— BEGIN Record list —

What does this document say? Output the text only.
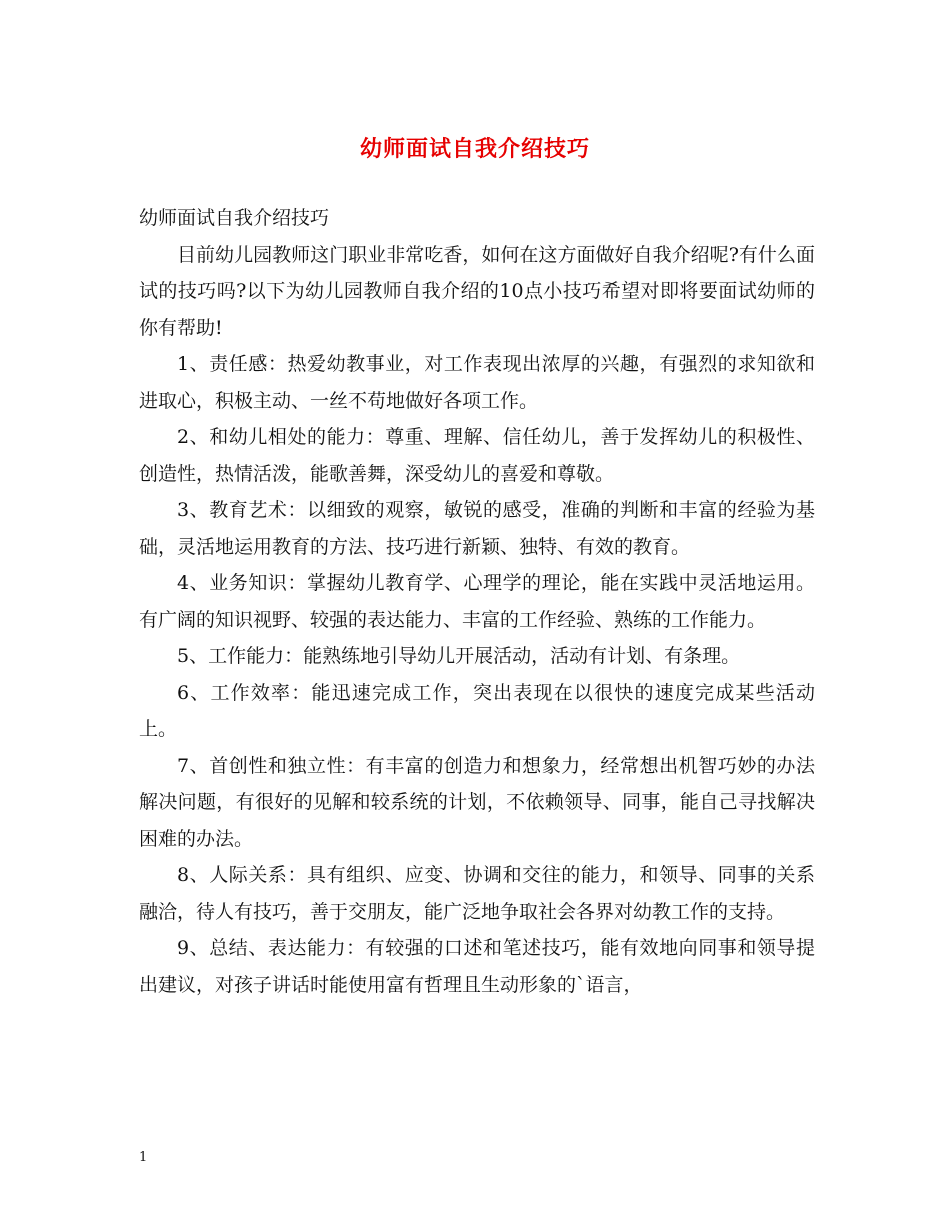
幼师面试自我介绍技巧

幼师面试自我介绍技巧

目前幼儿园教师这门职业非常吃香，如何在这方面做好自我介绍呢?有什么面试的技巧吗?以下为幼儿园教师自我介绍的10点小技巧希望对即将要面试幼师的你有帮助!

1、责任感：热爱幼教事业，对工作表现出浓厚的兴趣，有强烈的求知欲和进取心，积极主动、一丝不苟地做好各项工作。

2、和幼儿相处的能力：尊重、理解、信任幼儿，善于发挥幼儿的积极性、创造性，热情活泼，能歌善舞，深受幼儿的喜爱和尊敬。

3、教育艺术：以细致的观察，敏锐的感受，准确的判断和丰富的经验为基础，灵活地运用教育的方法、技巧进行新颖、独特、有效的教育。

4、业务知识：掌握幼儿教育学、心理学的理论，能在实践中灵活地运用。有广阔的知识视野、较强的表达能力、丰富的工作经验、熟练的工作能力。

5、工作能力：能熟练地引导幼儿开展活动，活动有计划、有条理。

6、工作效率：能迅速完成工作，突出表现在以很快的速度完成某些活动上。

7、首创性和独立性：有丰富的创造力和想象力，经常想出机智巧妙的办法解决问题，有很好的见解和较系统的计划，不依赖领导、同事，能自己寻找解决困难的办法。

8、人际关系：具有组织、应变、协调和交往的能力，和领导、同事的关系融洽，待人有技巧，善于交朋友，能广泛地争取社会各界对幼教工作的支持。

9、总结、表达能力：有较强的口述和笔述技巧，能有效地向同事和领导提出建议，对孩子讲话时能使用富有哲理且生动形象的`语言，

1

— END Record list —

_Exercise instructions:_ Transcribe the records above exactly, omitting every picture they contain.

_Solved exercise:_
What does this document say? Output the text only.
幼师面试自我介绍技巧

幼师面试自我介绍技巧

目前幼儿园教师这门职业非常吃香，如何在这方面做好自我介绍呢?有什么面试的技巧吗?以下为幼儿园教师自我介绍的10点小技巧希望对即将要面试幼师的你有帮助!

1、责任感：热爱幼教事业，对工作表现出浓厚的兴趣，有强烈的求知欲和进取心，积极主动、一丝不苟地做好各项工作。

2、和幼儿相处的能力：尊重、理解、信任幼儿，善于发挥幼儿的积极性、创造性，热情活泼，能歌善舞，深受幼儿的喜爱和尊敬。

3、教育艺术：以细致的观察，敏锐的感受，准确的判断和丰富的经验为基础，灵活地运用教育的方法、技巧进行新颖、独特、有效的教育。

4、业务知识：掌握幼儿教育学、心理学的理论，能在实践中灵活地运用。有广阔的知识视野、较强的表达能力、丰富的工作经验、熟练的工作能力。

5、工作能力：能熟练地引导幼儿开展活动，活动有计划、有条理。

6、工作效率：能迅速完成工作，突出表现在以很快的速度完成某些活动上。

7、首创性和独立性：有丰富的创造力和想象力，经常想出机智巧妙的办法解决问题，有很好的见解和较系统的计划，不依赖领导、同事，能自己寻找解决困难的办法。

8、人际关系：具有组织、应变、协调和交往的能力，和领导、同事的关系融洽，待人有技巧，善于交朋友，能广泛地争取社会各界对幼教工作的支持。

9、总结、表达能力：有较强的口述和笔述技巧，能有效地向同事和领导提出建议，对孩子讲话时能使用富有哲理且生动形象的`语言，

1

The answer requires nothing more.